→ **Goal**: From the entries below, copy out every line with "structure" in it.

→ **Supplied data**:

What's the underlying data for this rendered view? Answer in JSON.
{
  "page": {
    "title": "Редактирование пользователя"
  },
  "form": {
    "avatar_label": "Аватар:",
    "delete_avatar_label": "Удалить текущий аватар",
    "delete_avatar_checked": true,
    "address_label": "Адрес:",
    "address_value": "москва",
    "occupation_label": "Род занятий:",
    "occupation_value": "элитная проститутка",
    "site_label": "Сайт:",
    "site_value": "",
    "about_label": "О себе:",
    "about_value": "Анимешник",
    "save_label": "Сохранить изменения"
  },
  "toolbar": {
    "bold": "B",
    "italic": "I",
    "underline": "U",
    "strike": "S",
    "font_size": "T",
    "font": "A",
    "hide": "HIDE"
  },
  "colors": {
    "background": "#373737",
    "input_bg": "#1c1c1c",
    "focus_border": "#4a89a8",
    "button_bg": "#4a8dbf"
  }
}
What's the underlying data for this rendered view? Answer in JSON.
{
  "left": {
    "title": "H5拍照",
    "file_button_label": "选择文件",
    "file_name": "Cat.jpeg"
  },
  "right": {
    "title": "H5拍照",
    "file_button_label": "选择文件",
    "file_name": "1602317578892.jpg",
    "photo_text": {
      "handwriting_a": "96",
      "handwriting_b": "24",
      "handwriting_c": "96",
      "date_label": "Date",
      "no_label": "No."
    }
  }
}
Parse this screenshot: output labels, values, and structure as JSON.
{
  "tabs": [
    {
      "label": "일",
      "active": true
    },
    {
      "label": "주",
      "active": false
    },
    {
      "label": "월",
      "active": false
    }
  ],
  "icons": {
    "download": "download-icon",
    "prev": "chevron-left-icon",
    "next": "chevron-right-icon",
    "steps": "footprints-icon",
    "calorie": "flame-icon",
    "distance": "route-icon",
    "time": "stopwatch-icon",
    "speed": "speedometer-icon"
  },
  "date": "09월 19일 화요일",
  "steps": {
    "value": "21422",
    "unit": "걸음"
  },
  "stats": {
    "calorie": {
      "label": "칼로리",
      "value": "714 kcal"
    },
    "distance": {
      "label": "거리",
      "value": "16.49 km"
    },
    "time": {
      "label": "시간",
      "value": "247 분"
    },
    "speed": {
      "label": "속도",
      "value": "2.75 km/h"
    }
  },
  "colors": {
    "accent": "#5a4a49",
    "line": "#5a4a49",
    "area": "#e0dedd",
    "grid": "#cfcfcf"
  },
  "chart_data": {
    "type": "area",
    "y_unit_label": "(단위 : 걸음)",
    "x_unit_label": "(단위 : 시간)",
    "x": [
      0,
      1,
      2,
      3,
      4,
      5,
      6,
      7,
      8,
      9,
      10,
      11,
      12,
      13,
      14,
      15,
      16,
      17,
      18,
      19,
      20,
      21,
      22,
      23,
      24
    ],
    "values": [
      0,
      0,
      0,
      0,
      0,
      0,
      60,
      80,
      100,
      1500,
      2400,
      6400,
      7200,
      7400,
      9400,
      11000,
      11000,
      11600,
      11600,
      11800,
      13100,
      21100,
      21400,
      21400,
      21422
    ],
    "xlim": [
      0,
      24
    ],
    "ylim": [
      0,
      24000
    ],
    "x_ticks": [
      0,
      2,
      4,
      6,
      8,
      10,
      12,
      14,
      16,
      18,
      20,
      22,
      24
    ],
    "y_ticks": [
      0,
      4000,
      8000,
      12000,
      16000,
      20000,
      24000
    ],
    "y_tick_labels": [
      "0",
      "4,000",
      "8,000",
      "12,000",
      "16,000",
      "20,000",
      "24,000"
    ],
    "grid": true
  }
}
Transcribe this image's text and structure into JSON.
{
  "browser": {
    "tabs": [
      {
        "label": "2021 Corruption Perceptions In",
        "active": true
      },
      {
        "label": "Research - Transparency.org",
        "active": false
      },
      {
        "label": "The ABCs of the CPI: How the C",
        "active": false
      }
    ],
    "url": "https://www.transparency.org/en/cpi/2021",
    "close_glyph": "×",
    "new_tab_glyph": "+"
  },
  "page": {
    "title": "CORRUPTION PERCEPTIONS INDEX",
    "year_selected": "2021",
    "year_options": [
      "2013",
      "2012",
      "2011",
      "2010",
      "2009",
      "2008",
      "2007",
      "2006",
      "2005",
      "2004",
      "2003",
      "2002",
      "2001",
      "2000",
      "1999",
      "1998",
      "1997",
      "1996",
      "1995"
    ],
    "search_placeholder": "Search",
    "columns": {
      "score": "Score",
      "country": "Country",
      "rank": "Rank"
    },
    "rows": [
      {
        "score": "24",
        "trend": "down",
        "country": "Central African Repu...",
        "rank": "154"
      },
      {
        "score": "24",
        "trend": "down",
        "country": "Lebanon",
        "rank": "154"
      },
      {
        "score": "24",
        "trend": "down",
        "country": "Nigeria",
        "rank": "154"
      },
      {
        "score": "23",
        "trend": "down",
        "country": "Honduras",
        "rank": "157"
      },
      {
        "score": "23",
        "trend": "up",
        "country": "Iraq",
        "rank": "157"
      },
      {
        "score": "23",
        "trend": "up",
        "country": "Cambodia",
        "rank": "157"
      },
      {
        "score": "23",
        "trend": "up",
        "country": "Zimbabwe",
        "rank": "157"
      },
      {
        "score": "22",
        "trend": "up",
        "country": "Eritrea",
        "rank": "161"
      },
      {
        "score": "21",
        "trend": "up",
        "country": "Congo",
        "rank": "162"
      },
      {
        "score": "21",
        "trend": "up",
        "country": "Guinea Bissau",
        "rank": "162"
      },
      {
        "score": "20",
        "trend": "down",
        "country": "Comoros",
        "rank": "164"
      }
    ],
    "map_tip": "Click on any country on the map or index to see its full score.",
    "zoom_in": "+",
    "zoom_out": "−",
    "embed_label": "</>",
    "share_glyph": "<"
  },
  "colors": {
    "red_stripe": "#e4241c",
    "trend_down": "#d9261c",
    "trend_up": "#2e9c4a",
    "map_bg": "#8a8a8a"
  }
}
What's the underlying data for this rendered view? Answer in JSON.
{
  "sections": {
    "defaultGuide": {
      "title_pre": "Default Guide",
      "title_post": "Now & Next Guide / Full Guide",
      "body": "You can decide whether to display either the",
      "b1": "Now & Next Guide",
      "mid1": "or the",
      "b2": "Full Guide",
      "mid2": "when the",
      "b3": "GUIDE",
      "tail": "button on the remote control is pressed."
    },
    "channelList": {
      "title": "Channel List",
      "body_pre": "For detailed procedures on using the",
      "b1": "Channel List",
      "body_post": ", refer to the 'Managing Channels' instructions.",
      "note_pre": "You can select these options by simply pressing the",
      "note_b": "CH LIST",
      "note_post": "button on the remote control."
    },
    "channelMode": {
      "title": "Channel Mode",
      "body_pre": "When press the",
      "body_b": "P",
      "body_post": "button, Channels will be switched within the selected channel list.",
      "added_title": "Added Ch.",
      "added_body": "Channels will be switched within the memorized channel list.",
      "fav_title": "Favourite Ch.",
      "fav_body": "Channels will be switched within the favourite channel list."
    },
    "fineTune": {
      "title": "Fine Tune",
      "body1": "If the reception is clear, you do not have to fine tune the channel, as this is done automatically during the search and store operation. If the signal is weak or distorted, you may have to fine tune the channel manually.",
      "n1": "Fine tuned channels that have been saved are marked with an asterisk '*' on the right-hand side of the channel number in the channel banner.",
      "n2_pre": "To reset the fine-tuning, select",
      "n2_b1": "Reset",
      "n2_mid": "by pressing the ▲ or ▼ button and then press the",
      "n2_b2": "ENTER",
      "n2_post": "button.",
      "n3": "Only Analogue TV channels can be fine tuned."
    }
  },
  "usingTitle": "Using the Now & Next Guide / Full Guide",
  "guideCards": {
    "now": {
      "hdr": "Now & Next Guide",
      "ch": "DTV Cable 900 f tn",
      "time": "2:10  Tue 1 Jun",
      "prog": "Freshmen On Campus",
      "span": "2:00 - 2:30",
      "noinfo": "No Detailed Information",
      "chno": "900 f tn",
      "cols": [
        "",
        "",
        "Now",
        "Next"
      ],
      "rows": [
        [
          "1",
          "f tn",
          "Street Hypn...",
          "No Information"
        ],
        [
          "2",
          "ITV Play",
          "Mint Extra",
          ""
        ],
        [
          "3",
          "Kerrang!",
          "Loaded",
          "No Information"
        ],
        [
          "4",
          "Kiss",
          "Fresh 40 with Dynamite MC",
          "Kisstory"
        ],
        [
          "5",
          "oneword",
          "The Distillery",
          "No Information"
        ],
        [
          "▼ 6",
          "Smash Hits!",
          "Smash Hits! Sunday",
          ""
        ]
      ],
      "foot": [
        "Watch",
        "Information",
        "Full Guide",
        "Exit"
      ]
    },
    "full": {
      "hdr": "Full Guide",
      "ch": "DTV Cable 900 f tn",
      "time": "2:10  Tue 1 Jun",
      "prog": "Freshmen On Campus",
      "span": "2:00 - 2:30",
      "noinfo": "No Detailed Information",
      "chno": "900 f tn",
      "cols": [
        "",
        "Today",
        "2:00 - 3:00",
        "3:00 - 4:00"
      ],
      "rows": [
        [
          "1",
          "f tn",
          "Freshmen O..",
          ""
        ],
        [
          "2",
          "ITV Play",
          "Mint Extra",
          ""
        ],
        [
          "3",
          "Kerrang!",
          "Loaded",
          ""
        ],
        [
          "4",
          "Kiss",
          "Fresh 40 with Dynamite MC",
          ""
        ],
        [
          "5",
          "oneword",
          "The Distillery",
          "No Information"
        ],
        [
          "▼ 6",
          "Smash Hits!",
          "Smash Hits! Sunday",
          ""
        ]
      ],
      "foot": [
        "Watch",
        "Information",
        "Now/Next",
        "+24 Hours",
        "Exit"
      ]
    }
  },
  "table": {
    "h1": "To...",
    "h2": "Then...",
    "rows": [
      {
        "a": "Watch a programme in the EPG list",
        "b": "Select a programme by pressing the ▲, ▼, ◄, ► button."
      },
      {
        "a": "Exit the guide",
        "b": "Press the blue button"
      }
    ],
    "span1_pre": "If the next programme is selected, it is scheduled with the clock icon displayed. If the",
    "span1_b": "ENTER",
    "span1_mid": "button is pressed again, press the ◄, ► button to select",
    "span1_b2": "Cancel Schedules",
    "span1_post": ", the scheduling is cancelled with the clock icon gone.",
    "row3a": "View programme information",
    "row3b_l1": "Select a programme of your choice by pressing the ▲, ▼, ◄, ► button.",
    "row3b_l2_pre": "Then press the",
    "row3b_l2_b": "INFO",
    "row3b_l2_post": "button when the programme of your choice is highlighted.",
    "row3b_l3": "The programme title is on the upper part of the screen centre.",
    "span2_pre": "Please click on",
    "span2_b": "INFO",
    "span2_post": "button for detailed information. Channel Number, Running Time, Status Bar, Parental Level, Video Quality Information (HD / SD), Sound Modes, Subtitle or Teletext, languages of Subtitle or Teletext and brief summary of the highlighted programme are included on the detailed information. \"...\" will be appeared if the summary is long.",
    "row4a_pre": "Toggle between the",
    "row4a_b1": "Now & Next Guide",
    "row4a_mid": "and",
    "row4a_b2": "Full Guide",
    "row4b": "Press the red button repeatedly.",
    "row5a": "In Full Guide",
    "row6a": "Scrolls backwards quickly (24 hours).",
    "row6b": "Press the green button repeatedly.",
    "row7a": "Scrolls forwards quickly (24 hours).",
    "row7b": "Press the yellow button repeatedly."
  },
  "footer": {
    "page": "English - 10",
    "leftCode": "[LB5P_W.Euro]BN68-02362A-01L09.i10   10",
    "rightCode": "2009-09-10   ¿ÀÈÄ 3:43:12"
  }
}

→ **Solution to this exercise**:
Parse this screenshot: output labels, values, and structure as JSON.
Transcribe this image's text and structure into JSON.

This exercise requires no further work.